PROBLEM »
Print all the records exactly, please.

DATA ROWS »
## Start
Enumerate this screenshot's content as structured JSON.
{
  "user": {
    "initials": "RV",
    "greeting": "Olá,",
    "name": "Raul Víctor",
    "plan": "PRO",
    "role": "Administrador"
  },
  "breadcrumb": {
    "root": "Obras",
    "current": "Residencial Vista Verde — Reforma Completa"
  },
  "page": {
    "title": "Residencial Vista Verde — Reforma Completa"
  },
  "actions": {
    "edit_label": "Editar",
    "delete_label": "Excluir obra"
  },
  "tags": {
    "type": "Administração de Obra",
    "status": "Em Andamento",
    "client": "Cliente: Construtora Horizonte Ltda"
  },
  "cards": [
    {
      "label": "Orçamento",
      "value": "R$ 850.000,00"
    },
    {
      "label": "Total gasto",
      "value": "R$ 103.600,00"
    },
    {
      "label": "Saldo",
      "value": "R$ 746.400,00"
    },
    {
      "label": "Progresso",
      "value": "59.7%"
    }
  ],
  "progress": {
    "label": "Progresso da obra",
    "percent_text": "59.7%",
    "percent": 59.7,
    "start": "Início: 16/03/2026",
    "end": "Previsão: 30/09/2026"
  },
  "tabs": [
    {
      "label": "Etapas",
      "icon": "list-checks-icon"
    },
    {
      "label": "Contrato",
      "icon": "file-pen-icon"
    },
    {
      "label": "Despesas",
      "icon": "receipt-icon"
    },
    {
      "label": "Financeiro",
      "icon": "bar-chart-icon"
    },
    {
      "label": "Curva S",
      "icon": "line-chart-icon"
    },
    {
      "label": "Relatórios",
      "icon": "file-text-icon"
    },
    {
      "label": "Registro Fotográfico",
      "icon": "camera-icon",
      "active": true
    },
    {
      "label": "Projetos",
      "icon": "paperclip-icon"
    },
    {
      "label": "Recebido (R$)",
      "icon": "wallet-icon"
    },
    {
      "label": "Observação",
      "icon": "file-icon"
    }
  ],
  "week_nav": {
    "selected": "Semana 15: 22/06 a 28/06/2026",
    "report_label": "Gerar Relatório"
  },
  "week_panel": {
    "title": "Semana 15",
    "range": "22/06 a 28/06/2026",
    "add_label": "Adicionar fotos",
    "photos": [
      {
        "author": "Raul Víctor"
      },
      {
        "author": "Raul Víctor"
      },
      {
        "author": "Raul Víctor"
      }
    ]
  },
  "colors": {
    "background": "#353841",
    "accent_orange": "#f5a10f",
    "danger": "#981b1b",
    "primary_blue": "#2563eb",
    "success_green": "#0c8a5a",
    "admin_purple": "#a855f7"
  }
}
## End
CORRECT ANSWER »
Enumerate this screenshot's content as structured JSON.
{
  "user": {
    "initials": "RV",
    "greeting": "Olá,",
    "name": "Raul Víctor",
    "plan": "PRO",
    "role": "Administrador"
  },
  "breadcrumb": {
    "root": "Obras",
    "current": "Residencial Vista Verde — Reforma Completa"
  },
  "page": {
    "title": "Residencial Vista Verde — Reforma Completa"
  },
  "actions": {
    "edit_label": "Editar",
    "delete_label": "Excluir obra"
  },
  "tags": {
    "type": "Administração de Obra",
    "status": "Em Andamento",
    "client": "Cliente: Construtora Horizonte Ltda"
  },
  "cards": [
    {
      "label": "Orçamento",
      "value": "R$ 850.000,00"
    },
    {
      "label": "Total gasto",
      "value": "R$ 103.600,00"
    },
    {
      "label": "Saldo",
      "value": "R$ 746.400,00"
    },
    {
      "label": "Progresso",
      "value": "59.7%"
    }
  ],
  "progress": {
    "label": "Progresso da obra",
    "percent_text": "59.7%",
    "percent": 59.7,
    "start": "Início: 16/03/2026",
    "end": "Previsão: 30/09/2026"
  },
  "tabs": [
    {
      "label": "Etapas",
      "icon": "list-checks-icon"
    },
    {
      "label": "Contrato",
      "icon": "file-pen-icon"
    },
    {
      "label": "Despesas",
      "icon": "receipt-icon"
    },
    {
      "label": "Financeiro",
      "icon": "bar-chart-icon"
    },
    {
      "label": "Curva S",
      "icon": "line-chart-icon"
    },
    {
      "label": "Relatórios",
      "icon": "file-text-icon"
    },
    {
      "label": "Registro Fotográfico",
      "icon": "camera-icon",
      "active": true
    },
    {
      "label": "Projetos",
      "icon": "paperclip-icon"
    },
    {
      "label": "Recebido (R$)",
      "icon": "wallet-icon"
    },
    {
      "label": "Observação",
      "icon": "file-icon"
    }
  ],
  "week_nav": {
    "selected": "Semana 15: 22/06 a 28/06/2026",
    "report_label": "Gerar Relatório"
  },
  "week_panel": {
    "title": "Semana 15",
    "range": "22/06 a 28/06/2026",
    "add_label": "Adicionar fotos",
    "photos": [
      {
        "author": "Raul Víctor"
      },
      {
        "author": "Raul Víctor"
      },
      {
        "author": "Raul Víctor"
      }
    ]
  },
  "colors": {
    "background": "#353841",
    "accent_orange": "#f5a10f",
    "danger": "#981b1b",
    "primary_blue": "#2563eb",
    "success_green": "#0c8a5a",
    "admin_purple": "#a855f7"
  }
}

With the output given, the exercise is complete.